*What you have to do:* Output nothing but the lines from the line with "Extract all readable text from this page." through the end of the listing below, both ends included.

*Data shown:*
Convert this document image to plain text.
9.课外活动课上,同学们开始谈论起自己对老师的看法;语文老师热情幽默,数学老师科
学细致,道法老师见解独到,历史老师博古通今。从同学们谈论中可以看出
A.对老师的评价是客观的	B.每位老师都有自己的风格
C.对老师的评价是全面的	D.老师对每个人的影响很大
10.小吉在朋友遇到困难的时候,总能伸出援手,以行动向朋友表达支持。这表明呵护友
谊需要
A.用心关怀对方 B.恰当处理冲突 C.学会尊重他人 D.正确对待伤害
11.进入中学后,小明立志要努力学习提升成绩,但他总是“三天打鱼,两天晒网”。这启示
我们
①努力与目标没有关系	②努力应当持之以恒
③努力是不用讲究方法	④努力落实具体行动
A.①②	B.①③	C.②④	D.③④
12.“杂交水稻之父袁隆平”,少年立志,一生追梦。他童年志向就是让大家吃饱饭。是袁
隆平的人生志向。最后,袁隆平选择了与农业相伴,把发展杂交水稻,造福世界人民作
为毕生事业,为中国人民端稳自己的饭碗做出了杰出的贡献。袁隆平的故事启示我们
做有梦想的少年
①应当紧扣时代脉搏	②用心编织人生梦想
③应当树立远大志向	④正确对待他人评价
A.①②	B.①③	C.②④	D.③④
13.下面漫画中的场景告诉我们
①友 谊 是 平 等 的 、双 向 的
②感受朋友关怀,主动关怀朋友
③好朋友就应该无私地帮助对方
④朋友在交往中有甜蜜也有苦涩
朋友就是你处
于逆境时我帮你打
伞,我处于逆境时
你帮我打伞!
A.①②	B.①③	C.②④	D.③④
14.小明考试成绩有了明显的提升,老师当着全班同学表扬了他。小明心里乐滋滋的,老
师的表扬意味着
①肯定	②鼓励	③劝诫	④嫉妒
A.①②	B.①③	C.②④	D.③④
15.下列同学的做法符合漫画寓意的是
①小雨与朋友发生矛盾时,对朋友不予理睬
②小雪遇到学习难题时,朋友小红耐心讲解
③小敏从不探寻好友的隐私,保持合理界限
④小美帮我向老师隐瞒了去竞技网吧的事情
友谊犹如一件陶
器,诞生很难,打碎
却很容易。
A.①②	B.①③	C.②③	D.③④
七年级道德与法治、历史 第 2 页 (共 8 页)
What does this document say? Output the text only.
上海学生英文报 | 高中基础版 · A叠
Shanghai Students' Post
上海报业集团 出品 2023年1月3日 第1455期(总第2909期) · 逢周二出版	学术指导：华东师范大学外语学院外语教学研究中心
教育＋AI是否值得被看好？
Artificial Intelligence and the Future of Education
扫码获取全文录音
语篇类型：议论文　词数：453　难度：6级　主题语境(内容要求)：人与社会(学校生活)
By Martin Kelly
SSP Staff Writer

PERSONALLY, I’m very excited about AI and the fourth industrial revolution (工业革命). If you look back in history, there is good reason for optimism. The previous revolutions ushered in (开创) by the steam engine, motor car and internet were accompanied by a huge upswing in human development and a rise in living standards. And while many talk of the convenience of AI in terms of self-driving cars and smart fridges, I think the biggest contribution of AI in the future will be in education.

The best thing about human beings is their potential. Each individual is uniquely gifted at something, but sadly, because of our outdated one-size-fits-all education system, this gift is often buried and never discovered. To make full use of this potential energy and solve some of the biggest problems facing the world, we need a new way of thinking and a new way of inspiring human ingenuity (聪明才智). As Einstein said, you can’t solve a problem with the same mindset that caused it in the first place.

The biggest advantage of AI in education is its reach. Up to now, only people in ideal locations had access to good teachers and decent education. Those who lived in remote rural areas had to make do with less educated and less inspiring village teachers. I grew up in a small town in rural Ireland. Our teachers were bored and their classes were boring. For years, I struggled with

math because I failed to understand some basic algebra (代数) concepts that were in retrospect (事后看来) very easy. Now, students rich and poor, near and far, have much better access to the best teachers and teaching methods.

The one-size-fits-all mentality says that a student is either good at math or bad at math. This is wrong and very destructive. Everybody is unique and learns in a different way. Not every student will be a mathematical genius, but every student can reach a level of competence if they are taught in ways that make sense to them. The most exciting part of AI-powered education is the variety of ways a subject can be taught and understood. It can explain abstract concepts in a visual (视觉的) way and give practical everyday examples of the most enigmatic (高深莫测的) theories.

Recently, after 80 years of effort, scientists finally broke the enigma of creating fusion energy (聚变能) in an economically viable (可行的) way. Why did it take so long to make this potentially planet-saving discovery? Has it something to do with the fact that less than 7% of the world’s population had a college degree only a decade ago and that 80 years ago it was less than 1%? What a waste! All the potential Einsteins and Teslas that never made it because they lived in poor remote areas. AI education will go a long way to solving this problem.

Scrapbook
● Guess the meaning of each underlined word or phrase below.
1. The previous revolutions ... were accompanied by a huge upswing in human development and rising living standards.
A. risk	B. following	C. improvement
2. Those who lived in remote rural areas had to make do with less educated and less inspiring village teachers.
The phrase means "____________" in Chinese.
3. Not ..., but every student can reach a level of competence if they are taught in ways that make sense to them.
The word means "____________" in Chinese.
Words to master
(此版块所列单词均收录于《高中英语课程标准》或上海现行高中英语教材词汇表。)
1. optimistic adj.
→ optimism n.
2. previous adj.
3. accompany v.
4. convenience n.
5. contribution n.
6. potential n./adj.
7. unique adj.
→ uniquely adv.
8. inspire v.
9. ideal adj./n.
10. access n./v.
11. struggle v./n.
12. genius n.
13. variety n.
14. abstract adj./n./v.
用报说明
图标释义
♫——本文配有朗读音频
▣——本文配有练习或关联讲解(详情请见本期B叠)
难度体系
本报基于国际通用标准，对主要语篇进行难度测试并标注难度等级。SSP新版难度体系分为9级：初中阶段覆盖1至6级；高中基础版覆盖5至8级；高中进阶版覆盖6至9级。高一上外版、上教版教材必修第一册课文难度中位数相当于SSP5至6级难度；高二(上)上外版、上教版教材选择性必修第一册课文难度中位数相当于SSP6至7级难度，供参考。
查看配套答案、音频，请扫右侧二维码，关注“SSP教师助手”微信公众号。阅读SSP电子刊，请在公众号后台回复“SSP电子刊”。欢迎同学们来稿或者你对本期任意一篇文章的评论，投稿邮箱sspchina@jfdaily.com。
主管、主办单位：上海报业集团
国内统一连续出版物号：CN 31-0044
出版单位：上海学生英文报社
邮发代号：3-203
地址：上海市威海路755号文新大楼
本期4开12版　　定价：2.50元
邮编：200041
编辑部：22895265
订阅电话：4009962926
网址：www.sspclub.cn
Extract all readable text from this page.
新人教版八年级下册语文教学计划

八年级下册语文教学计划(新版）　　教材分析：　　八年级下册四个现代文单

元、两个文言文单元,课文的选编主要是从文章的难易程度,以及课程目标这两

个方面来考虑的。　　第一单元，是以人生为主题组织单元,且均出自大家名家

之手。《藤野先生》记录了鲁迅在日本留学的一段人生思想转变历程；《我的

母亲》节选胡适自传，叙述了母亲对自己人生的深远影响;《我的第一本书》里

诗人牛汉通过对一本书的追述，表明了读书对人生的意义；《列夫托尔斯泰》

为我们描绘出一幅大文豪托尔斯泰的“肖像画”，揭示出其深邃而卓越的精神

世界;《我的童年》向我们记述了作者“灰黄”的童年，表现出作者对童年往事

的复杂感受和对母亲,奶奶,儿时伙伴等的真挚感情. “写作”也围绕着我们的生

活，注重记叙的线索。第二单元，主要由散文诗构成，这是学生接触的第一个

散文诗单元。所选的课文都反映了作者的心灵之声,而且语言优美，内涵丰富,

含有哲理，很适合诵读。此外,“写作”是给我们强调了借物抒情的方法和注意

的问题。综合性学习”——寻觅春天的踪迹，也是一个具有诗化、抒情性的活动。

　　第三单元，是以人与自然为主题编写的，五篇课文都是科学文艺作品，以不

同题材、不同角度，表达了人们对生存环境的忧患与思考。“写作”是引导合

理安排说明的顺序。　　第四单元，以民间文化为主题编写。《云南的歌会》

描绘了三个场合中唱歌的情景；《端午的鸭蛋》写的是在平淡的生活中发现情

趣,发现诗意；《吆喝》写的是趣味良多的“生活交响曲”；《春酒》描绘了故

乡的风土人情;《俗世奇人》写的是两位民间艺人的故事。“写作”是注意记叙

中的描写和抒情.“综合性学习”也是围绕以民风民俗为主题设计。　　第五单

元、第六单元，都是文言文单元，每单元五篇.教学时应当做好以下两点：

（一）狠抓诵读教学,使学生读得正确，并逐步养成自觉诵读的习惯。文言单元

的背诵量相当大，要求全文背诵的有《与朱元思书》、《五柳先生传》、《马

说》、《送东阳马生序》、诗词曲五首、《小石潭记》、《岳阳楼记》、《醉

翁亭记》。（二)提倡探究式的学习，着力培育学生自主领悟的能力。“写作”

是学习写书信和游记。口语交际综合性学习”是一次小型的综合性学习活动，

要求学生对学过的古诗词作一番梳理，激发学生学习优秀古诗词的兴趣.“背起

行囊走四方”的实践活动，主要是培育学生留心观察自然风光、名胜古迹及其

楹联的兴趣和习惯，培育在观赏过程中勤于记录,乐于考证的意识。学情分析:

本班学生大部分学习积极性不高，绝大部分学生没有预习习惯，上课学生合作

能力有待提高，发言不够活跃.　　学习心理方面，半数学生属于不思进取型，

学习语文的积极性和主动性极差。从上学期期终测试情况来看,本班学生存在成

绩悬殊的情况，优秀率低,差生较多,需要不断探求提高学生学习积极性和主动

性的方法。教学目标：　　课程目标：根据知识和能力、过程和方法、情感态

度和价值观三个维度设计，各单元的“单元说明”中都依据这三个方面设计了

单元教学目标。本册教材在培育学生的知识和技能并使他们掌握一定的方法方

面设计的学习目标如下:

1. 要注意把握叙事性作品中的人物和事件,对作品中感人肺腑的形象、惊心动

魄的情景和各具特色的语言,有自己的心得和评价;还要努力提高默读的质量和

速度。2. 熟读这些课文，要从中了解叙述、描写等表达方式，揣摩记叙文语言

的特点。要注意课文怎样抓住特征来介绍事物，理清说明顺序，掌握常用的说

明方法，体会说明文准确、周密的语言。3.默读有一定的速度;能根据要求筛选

*Finished exercise:*
Extract all readable text from this page.
新人教版八年级下册语文教学计划

八年级下册语文教学计划(新版）　　教材分析：　　八年级下册四个现代文单

元、两个文言文单元,课文的选编主要是从文章的难易程度,以及课程目标这两

个方面来考虑的。　　第一单元，是以人生为主题组织单元,且均出自大家名家

之手。《藤野先生》记录了鲁迅在日本留学的一段人生思想转变历程；《我的

母亲》节选胡适自传，叙述了母亲对自己人生的深远影响;《我的第一本书》里

诗人牛汉通过对一本书的追述，表明了读书对人生的意义；《列夫托尔斯泰》

为我们描绘出一幅大文豪托尔斯泰的“肖像画”，揭示出其深邃而卓越的精神

世界;《我的童年》向我们记述了作者“灰黄”的童年，表现出作者对童年往事

的复杂感受和对母亲,奶奶,儿时伙伴等的真挚感情. “写作”也围绕着我们的生

活，注重记叙的线索。第二单元，主要由散文诗构成，这是学生接触的第一个

散文诗单元。所选的课文都反映了作者的心灵之声,而且语言优美，内涵丰富,

含有哲理，很适合诵读。此外,“写作”是给我们强调了借物抒情的方法和注意

的问题。综合性学习”——寻觅春天的踪迹，也是一个具有诗化、抒情性的活动。

　　第三单元，是以人与自然为主题编写的，五篇课文都是科学文艺作品，以不

同题材、不同角度，表达了人们对生存环境的忧患与思考。“写作”是引导合

理安排说明的顺序。　　第四单元，以民间文化为主题编写。《云南的歌会》

描绘了三个场合中唱歌的情景；《端午的鸭蛋》写的是在平淡的生活中发现情

趣,发现诗意；《吆喝》写的是趣味良多的“生活交响曲”；《春酒》描绘了故

乡的风土人情;《俗世奇人》写的是两位民间艺人的故事。“写作”是注意记叙

中的描写和抒情.“综合性学习”也是围绕以民风民俗为主题设计。　　第五单

元、第六单元，都是文言文单元，每单元五篇.教学时应当做好以下两点：

（一）狠抓诵读教学,使学生读得正确，并逐步养成自觉诵读的习惯。文言单元

的背诵量相当大，要求全文背诵的有《与朱元思书》、《五柳先生传》、《马

说》、《送东阳马生序》、诗词曲五首、《小石潭记》、《岳阳楼记》、《醉

翁亭记》。（二)提倡探究式的学习，着力培育学生自主领悟的能力。“写作”

是学习写书信和游记。口语交际综合性学习”是一次小型的综合性学习活动，

要求学生对学过的古诗词作一番梳理，激发学生学习优秀古诗词的兴趣.“背起

行囊走四方”的实践活动，主要是培育学生留心观察自然风光、名胜古迹及其

楹联的兴趣和习惯，培育在观赏过程中勤于记录,乐于考证的意识。学情分析:

本班学生大部分学习积极性不高，绝大部分学生没有预习习惯，上课学生合作

能力有待提高，发言不够活跃.　　学习心理方面，半数学生属于不思进取型，

学习语文的积极性和主动性极差。从上学期期终测试情况来看,本班学生存在成

绩悬殊的情况，优秀率低,差生较多,需要不断探求提高学生学习积极性和主动

性的方法。教学目标：　　课程目标：根据知识和能力、过程和方法、情感态

度和价值观三个维度设计，各单元的“单元说明”中都依据这三个方面设计了

单元教学目标。本册教材在培育学生的知识和技能并使他们掌握一定的方法方

面设计的学习目标如下:

1. 要注意把握叙事性作品中的人物和事件,对作品中感人肺腑的形象、惊心动

魄的情景和各具特色的语言,有自己的心得和评价;还要努力提高默读的质量和

速度。2. 熟读这些课文，要从中了解叙述、描写等表达方式，揣摩记叙文语言

的特点。要注意课文怎样抓住特征来介绍事物，理清说明顺序，掌握常用的说

明方法，体会说明文准确、周密的语言。3.默读有一定的速度;能根据要求筛选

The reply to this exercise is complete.